> WHAT YOU ARE ASKED TO DO: Change every "data-label" in these lines to "value-label" and leave everything else as it is.

START AVAILABLE RECORDS

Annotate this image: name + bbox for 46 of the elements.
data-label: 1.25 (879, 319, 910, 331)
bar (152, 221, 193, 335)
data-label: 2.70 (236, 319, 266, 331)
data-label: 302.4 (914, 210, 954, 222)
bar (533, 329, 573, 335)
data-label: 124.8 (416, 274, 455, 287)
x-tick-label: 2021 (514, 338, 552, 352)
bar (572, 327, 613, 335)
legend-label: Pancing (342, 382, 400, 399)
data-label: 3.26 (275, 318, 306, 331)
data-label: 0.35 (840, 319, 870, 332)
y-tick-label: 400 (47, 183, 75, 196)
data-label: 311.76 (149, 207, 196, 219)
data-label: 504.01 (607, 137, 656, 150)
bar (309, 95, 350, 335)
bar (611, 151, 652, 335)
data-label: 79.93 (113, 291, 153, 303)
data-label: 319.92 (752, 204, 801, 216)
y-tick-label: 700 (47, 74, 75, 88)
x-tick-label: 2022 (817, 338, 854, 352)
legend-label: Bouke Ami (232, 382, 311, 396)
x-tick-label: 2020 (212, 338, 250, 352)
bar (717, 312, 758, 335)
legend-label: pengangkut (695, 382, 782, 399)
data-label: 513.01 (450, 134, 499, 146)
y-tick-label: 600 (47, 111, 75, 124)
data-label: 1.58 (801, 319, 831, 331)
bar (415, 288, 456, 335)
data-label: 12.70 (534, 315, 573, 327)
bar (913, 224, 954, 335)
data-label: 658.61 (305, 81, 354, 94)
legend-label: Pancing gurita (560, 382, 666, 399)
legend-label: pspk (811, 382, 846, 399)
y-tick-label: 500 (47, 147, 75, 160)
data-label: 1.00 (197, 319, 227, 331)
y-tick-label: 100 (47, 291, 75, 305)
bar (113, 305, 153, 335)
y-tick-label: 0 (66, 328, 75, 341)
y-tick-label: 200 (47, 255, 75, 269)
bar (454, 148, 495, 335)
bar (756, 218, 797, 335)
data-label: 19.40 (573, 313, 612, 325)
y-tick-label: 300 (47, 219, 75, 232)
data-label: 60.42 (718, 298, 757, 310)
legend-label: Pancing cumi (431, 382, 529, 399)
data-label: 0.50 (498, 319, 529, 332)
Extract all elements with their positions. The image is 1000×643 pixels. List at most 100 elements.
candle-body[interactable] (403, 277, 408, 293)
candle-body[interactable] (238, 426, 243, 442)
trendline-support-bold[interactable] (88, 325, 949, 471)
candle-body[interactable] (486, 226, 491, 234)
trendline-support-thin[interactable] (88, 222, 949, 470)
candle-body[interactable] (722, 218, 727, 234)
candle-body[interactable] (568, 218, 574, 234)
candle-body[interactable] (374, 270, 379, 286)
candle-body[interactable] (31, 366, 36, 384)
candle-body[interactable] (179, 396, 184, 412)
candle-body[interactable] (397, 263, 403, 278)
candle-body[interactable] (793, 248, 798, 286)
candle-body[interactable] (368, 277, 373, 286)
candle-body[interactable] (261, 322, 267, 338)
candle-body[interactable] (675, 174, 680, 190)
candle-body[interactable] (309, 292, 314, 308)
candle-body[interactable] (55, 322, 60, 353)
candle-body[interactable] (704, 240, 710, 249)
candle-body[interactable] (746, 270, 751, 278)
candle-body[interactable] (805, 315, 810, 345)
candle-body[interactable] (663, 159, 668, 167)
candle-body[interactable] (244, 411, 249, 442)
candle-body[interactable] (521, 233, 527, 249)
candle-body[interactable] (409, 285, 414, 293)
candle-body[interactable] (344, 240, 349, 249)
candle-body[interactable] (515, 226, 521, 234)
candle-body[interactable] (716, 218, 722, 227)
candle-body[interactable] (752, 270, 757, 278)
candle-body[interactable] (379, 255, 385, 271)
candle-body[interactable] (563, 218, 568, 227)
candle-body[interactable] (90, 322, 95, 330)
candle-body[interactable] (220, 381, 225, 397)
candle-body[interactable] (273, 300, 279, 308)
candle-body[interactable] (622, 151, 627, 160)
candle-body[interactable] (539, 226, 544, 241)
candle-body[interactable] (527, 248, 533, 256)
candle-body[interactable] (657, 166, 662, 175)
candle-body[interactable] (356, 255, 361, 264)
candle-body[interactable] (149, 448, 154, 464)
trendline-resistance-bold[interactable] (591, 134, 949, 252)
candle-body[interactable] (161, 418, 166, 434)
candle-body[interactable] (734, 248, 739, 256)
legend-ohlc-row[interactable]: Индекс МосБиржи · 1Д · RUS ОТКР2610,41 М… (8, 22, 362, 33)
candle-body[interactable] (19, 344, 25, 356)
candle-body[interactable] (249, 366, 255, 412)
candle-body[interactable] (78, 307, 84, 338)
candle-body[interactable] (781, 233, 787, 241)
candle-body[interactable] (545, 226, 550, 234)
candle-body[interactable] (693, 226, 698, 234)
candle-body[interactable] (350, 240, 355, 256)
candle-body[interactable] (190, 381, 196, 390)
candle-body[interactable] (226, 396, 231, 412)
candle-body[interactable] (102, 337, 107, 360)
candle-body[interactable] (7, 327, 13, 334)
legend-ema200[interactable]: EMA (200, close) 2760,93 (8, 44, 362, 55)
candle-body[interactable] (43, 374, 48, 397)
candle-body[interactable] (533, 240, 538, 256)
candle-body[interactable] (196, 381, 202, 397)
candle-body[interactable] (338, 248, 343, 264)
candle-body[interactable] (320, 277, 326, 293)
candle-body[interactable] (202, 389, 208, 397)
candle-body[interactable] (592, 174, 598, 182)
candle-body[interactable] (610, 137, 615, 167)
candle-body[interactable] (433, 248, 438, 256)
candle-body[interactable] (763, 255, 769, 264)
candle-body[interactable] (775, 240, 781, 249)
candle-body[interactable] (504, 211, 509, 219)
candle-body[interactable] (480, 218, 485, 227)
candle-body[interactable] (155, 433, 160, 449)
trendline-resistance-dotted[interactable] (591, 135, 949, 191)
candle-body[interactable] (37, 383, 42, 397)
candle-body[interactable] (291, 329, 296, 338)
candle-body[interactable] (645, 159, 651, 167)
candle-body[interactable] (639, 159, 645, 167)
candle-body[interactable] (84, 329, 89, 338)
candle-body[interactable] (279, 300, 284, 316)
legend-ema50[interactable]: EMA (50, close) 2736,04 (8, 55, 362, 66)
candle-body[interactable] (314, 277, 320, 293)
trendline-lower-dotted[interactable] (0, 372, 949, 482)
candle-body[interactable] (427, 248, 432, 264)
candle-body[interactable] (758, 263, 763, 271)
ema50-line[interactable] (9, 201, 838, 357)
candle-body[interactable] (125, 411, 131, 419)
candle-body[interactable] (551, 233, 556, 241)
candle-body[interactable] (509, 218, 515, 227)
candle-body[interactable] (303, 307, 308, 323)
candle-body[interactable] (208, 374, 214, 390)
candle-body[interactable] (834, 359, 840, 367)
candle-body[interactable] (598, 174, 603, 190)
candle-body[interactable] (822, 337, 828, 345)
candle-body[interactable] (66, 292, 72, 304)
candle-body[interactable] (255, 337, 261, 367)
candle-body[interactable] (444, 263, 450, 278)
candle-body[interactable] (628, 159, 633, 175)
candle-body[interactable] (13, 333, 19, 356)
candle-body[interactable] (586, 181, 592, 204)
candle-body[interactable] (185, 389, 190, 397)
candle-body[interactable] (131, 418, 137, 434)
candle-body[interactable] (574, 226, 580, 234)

END AVAILABLE RECORDS

> OUTPUT OF THE EXERCISE:
Annotate this image: name + bbox for 46 of the elements.
value-label: 1.25 (879, 319, 910, 331)
bar (152, 221, 193, 335)
value-label: 2.70 (236, 319, 266, 331)
value-label: 302.4 (914, 210, 954, 222)
bar (533, 329, 573, 335)
value-label: 124.8 (416, 274, 455, 287)
x-tick-label: 2021 (514, 338, 552, 352)
bar (572, 327, 613, 335)
legend-label: Pancing (342, 382, 400, 399)
value-label: 3.26 (275, 318, 306, 331)
value-label: 0.35 (840, 319, 870, 332)
y-tick-label: 400 (47, 183, 75, 196)
value-label: 311.76 (149, 207, 196, 219)
value-label: 504.01 (607, 137, 656, 150)
bar (309, 95, 350, 335)
bar (611, 151, 652, 335)
value-label: 79.93 (113, 291, 153, 303)
value-label: 319.92 (752, 204, 801, 216)
y-tick-label: 700 (47, 74, 75, 88)
x-tick-label: 2022 (817, 338, 854, 352)
legend-label: Bouke Ami (232, 382, 311, 396)
x-tick-label: 2020 (212, 338, 250, 352)
bar (717, 312, 758, 335)
legend-label: pengangkut (695, 382, 782, 399)
value-label: 513.01 (450, 134, 499, 146)
y-tick-label: 600 (47, 111, 75, 124)
value-label: 1.58 (801, 319, 831, 331)
bar (415, 288, 456, 335)
value-label: 12.70 (534, 315, 573, 327)
bar (913, 224, 954, 335)
value-label: 658.61 (305, 81, 354, 94)
legend-label: Pancing gurita (560, 382, 666, 399)
legend-label: pspk (811, 382, 846, 399)
y-tick-label: 500 (47, 147, 75, 160)
value-label: 1.00 (197, 319, 227, 331)
y-tick-label: 100 (47, 291, 75, 305)
bar (113, 305, 153, 335)
y-tick-label: 0 (66, 328, 75, 341)
y-tick-label: 200 (47, 255, 75, 269)
bar (454, 148, 495, 335)
bar (756, 218, 797, 335)
value-label: 19.40 (573, 313, 612, 325)
y-tick-label: 300 (47, 219, 75, 232)
value-label: 60.42 (718, 298, 757, 310)
legend-label: Pancing cumi (431, 382, 529, 399)
value-label: 0.50 (498, 319, 529, 332)
Extract all elements with their positions. The image is 1000×643 pixels. List at most 100 elements.
candle-body[interactable] (403, 277, 408, 293)
candle-body[interactable] (238, 426, 243, 442)
trendline-support-bold[interactable] (88, 325, 949, 471)
candle-body[interactable] (486, 226, 491, 234)
trendline-support-thin[interactable] (88, 222, 949, 470)
candle-body[interactable] (722, 218, 727, 234)
candle-body[interactable] (568, 218, 574, 234)
candle-body[interactable] (374, 270, 379, 286)
candle-body[interactable] (31, 366, 36, 384)
candle-body[interactable] (179, 396, 184, 412)
candle-body[interactable] (397, 263, 403, 278)
candle-body[interactable] (793, 248, 798, 286)
candle-body[interactable] (368, 277, 373, 286)
candle-body[interactable] (261, 322, 267, 338)
candle-body[interactable] (675, 174, 680, 190)
candle-body[interactable] (309, 292, 314, 308)
candle-body[interactable] (55, 322, 60, 353)
candle-body[interactable] (704, 240, 710, 249)
candle-body[interactable] (746, 270, 751, 278)
candle-body[interactable] (805, 315, 810, 345)
candle-body[interactable] (663, 159, 668, 167)
candle-body[interactable] (244, 411, 249, 442)
candle-body[interactable] (521, 233, 527, 249)
candle-body[interactable] (409, 285, 414, 293)
candle-body[interactable] (344, 240, 349, 249)
candle-body[interactable] (515, 226, 521, 234)
candle-body[interactable] (716, 218, 722, 227)
candle-body[interactable] (752, 270, 757, 278)
candle-body[interactable] (379, 255, 385, 271)
candle-body[interactable] (563, 218, 568, 227)
candle-body[interactable] (90, 322, 95, 330)
candle-body[interactable] (220, 381, 225, 397)
candle-body[interactable] (273, 300, 279, 308)
candle-body[interactable] (622, 151, 627, 160)
candle-body[interactable] (539, 226, 544, 241)
candle-body[interactable] (527, 248, 533, 256)
candle-body[interactable] (657, 166, 662, 175)
candle-body[interactable] (356, 255, 361, 264)
candle-body[interactable] (149, 448, 154, 464)
trendline-resistance-bold[interactable] (591, 134, 949, 252)
candle-body[interactable] (161, 418, 166, 434)
candle-body[interactable] (734, 248, 739, 256)
legend-ohlc-row[interactable]: Индекс МосБиржи · 1Д · RUS ОТКР2610,41 М… (8, 22, 362, 33)
candle-body[interactable] (19, 344, 25, 356)
candle-body[interactable] (249, 366, 255, 412)
candle-body[interactable] (78, 307, 84, 338)
candle-body[interactable] (781, 233, 787, 241)
candle-body[interactable] (545, 226, 550, 234)
candle-body[interactable] (693, 226, 698, 234)
candle-body[interactable] (350, 240, 355, 256)
candle-body[interactable] (190, 381, 196, 390)
candle-body[interactable] (226, 396, 231, 412)
candle-body[interactable] (102, 337, 107, 360)
candle-body[interactable] (7, 327, 13, 334)
legend-ema200[interactable]: EMA (200, close) 2760,93 (8, 44, 362, 55)
candle-body[interactable] (43, 374, 48, 397)
candle-body[interactable] (533, 240, 538, 256)
candle-body[interactable] (196, 381, 202, 397)
candle-body[interactable] (338, 248, 343, 264)
candle-body[interactable] (320, 277, 326, 293)
candle-body[interactable] (202, 389, 208, 397)
candle-body[interactable] (592, 174, 598, 182)
candle-body[interactable] (610, 137, 615, 167)
candle-body[interactable] (433, 248, 438, 256)
candle-body[interactable] (763, 255, 769, 264)
candle-body[interactable] (775, 240, 781, 249)
candle-body[interactable] (504, 211, 509, 219)
candle-body[interactable] (480, 218, 485, 227)
candle-body[interactable] (155, 433, 160, 449)
trendline-resistance-dotted[interactable] (591, 135, 949, 191)
candle-body[interactable] (37, 383, 42, 397)
candle-body[interactable] (291, 329, 296, 338)
candle-body[interactable] (645, 159, 651, 167)
candle-body[interactable] (639, 159, 645, 167)
candle-body[interactable] (84, 329, 89, 338)
candle-body[interactable] (279, 300, 284, 316)
legend-ema50[interactable]: EMA (50, close) 2736,04 (8, 55, 362, 66)
candle-body[interactable] (314, 277, 320, 293)
trendline-lower-dotted[interactable] (0, 372, 949, 482)
candle-body[interactable] (427, 248, 432, 264)
candle-body[interactable] (758, 263, 763, 271)
ema50-line[interactable] (9, 201, 838, 357)
candle-body[interactable] (125, 411, 131, 419)
candle-body[interactable] (551, 233, 556, 241)
candle-body[interactable] (509, 218, 515, 227)
candle-body[interactable] (303, 307, 308, 323)
candle-body[interactable] (208, 374, 214, 390)
candle-body[interactable] (834, 359, 840, 367)
candle-body[interactable] (598, 174, 603, 190)
candle-body[interactable] (822, 337, 828, 345)
candle-body[interactable] (66, 292, 72, 304)
candle-body[interactable] (255, 337, 261, 367)
candle-body[interactable] (444, 263, 450, 278)
candle-body[interactable] (628, 159, 633, 175)
candle-body[interactable] (13, 333, 19, 356)
candle-body[interactable] (586, 181, 592, 204)
candle-body[interactable] (185, 389, 190, 397)
candle-body[interactable] (131, 418, 137, 434)
candle-body[interactable] (574, 226, 580, 234)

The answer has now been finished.